**Problem to solve**
Check each line of the data below for the word "Baht", then extract the ones that have it.

**Excerpts from a figure dataset**
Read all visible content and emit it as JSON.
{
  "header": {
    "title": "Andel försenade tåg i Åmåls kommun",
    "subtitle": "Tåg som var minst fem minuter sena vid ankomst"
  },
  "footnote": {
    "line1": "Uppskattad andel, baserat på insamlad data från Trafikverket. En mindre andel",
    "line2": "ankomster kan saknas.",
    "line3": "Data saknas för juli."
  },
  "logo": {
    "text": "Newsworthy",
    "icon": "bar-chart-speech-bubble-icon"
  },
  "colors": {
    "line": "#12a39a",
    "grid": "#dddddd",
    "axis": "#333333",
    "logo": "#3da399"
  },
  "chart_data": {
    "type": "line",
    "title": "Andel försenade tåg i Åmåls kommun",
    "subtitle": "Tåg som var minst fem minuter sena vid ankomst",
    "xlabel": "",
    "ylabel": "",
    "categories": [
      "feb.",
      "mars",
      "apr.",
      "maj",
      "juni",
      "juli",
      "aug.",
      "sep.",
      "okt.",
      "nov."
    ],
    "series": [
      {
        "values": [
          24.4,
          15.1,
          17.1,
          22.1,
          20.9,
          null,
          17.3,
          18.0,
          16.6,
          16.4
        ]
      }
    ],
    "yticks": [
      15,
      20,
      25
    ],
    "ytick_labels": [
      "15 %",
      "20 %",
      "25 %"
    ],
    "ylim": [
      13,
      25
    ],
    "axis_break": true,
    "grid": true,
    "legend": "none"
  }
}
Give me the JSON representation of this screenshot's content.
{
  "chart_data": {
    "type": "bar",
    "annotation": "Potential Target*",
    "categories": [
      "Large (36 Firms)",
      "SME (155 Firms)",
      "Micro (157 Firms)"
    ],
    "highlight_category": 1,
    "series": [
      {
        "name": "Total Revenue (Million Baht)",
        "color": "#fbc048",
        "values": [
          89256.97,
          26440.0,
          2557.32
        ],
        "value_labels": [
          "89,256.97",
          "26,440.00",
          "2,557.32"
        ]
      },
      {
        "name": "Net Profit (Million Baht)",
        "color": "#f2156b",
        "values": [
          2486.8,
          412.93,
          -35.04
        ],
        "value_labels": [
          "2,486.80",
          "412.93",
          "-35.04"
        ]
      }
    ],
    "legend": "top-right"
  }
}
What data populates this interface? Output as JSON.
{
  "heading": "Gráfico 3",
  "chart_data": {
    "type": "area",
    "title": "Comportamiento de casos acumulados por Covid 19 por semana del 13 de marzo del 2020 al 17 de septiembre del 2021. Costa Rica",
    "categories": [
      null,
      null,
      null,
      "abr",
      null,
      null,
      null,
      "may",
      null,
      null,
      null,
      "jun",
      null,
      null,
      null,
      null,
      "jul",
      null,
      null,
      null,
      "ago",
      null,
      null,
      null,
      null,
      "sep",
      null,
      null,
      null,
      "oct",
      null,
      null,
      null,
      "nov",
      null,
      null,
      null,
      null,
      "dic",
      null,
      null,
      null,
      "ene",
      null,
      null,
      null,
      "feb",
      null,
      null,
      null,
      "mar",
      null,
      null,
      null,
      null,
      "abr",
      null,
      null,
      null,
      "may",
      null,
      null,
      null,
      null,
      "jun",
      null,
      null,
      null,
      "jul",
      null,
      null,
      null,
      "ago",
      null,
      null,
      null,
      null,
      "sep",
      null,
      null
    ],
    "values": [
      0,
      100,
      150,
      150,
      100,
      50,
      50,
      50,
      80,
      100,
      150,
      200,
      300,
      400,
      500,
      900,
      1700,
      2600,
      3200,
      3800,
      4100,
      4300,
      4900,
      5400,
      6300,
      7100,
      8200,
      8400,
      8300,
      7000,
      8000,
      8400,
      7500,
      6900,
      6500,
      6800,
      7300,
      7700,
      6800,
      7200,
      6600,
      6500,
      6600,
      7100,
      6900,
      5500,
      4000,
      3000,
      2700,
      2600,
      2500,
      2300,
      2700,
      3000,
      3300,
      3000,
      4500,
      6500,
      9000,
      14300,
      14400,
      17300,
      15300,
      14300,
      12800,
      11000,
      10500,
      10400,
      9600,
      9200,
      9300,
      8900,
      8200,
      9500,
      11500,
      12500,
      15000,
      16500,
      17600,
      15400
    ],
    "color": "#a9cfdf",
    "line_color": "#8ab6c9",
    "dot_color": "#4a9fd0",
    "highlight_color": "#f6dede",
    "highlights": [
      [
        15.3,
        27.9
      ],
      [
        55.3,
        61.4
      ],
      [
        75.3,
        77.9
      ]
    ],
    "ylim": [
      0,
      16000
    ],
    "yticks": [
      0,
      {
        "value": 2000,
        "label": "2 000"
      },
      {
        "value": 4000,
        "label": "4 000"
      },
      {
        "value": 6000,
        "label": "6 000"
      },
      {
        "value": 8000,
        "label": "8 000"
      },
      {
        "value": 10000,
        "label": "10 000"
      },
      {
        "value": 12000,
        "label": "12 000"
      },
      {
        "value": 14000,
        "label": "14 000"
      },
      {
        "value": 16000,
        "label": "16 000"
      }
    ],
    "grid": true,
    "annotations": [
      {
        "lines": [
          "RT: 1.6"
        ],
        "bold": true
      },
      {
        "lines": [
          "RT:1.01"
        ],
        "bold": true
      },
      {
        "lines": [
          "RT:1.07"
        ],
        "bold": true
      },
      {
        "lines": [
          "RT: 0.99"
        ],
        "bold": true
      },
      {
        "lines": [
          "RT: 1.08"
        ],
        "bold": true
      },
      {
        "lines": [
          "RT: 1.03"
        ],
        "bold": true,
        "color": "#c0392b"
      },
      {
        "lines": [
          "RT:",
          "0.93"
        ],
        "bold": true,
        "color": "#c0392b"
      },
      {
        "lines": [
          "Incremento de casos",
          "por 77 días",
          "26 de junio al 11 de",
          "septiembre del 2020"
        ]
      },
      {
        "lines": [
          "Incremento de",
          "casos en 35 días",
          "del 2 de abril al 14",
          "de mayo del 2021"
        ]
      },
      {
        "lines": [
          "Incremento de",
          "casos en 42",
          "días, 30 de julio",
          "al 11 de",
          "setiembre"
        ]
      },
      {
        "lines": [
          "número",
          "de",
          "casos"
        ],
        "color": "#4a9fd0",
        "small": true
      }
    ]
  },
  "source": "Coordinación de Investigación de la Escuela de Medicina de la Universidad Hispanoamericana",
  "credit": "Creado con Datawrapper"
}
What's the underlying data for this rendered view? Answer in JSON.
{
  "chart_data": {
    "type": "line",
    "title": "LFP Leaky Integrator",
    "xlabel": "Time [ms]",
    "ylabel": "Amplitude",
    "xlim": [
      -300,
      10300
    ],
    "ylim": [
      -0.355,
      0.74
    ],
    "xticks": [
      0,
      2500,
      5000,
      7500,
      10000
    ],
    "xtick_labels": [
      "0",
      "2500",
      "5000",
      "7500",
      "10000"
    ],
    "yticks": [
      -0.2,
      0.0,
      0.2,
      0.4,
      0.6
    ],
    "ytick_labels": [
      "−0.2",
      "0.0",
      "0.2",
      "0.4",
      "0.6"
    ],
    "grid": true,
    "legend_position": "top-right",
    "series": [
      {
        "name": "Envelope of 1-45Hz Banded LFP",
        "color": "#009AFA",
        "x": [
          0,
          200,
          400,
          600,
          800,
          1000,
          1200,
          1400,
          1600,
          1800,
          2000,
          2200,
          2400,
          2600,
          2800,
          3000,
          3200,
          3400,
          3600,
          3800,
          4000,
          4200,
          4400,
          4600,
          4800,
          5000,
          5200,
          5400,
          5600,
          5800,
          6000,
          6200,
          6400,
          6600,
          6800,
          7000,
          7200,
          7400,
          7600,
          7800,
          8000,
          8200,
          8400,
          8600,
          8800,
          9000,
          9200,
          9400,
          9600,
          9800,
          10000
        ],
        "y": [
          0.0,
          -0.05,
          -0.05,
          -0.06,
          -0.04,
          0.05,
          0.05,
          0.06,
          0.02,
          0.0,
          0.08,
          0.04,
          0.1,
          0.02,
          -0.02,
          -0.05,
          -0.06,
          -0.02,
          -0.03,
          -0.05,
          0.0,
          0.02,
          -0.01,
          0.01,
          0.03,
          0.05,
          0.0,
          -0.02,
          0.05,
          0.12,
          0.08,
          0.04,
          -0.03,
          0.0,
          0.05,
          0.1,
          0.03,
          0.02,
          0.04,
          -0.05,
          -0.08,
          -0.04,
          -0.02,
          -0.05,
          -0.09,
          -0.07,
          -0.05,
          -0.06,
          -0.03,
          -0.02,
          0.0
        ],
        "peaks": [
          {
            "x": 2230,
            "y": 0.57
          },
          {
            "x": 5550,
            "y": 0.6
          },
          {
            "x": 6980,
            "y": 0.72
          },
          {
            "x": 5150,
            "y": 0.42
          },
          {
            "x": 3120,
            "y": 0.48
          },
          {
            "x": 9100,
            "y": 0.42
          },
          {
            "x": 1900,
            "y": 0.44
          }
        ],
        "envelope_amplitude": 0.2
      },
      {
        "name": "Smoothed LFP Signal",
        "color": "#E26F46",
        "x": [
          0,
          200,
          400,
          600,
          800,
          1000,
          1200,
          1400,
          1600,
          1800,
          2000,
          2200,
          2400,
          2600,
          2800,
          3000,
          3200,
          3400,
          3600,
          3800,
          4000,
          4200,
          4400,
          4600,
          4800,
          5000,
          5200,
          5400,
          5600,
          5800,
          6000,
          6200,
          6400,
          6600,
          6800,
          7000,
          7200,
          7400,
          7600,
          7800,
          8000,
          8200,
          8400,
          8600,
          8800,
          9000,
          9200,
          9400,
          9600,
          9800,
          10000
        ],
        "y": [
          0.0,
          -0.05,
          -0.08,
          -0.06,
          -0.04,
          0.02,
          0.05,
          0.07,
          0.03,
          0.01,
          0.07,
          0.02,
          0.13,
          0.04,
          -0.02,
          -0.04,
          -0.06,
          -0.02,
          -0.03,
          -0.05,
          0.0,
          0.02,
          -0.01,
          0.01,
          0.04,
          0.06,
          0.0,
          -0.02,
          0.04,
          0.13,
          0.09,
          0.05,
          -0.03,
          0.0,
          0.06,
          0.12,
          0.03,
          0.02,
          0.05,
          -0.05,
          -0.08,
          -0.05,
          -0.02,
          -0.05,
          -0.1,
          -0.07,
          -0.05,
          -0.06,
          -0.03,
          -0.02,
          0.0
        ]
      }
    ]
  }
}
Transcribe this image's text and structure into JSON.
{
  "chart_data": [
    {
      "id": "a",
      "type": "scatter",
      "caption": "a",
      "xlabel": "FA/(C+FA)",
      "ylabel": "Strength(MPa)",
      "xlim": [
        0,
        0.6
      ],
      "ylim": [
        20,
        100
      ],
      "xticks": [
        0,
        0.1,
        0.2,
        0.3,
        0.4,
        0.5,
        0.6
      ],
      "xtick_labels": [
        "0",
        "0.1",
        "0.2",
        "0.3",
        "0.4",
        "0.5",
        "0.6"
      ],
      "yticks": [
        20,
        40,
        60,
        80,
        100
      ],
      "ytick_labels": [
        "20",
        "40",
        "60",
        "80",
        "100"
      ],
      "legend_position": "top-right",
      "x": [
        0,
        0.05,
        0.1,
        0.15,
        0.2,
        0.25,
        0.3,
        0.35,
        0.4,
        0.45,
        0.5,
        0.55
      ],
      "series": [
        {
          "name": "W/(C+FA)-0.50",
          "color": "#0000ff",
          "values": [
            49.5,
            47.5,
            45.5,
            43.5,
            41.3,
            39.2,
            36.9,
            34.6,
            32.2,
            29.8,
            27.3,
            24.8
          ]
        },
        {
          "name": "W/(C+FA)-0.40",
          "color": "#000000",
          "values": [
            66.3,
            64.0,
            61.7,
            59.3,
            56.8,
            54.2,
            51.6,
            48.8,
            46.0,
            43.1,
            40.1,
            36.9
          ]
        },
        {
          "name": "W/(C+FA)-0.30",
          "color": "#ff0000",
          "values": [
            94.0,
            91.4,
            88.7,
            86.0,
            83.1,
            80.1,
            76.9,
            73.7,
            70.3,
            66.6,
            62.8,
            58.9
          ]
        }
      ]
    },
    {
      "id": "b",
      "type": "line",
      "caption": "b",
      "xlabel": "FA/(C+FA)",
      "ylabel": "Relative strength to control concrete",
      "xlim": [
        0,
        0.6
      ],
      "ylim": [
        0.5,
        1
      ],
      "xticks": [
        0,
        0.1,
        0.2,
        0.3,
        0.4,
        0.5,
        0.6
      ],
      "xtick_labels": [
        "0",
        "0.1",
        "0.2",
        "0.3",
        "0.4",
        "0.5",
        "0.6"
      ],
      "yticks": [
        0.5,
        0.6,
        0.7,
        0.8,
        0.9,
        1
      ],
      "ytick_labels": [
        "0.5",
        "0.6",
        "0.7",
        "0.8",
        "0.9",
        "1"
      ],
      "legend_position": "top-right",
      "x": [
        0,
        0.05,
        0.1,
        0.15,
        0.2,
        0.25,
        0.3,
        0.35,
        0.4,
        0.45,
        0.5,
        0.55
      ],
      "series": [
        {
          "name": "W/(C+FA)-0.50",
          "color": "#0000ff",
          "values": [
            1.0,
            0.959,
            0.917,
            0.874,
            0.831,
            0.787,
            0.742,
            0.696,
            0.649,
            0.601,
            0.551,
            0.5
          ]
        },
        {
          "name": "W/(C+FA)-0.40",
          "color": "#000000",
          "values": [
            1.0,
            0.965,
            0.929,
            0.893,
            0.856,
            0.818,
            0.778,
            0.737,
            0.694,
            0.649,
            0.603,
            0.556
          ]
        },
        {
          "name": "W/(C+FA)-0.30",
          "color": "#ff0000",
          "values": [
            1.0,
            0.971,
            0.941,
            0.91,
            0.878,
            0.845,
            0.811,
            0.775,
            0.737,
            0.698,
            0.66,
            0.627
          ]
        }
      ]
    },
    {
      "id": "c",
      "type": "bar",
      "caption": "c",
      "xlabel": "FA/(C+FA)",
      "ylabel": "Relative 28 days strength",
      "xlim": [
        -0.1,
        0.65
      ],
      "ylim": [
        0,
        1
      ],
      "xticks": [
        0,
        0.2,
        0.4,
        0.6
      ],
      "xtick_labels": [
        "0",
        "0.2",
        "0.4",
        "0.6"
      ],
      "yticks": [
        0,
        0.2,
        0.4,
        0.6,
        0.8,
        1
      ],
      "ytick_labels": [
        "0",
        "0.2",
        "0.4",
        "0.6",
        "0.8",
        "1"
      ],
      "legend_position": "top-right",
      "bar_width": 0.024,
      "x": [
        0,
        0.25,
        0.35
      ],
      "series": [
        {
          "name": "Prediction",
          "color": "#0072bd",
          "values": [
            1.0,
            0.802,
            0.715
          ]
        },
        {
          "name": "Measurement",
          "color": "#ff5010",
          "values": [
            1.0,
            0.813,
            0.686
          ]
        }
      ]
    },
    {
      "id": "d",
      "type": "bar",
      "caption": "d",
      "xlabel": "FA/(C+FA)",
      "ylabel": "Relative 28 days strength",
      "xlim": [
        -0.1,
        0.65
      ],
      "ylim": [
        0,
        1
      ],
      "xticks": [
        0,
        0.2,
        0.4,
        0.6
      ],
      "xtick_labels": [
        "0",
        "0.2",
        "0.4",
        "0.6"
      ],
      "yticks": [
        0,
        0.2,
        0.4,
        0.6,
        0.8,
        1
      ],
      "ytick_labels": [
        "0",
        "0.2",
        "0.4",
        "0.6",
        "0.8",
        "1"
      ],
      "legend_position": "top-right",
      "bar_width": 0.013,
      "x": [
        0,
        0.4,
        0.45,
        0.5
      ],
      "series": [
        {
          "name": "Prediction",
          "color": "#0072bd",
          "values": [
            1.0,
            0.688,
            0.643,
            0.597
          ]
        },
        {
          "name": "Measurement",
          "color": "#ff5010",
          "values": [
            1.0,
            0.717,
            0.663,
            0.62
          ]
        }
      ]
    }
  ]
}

**The completed task**
        "name": "Total Revenue (Million Baht)",
        "name": "Net Profit (Million Baht)",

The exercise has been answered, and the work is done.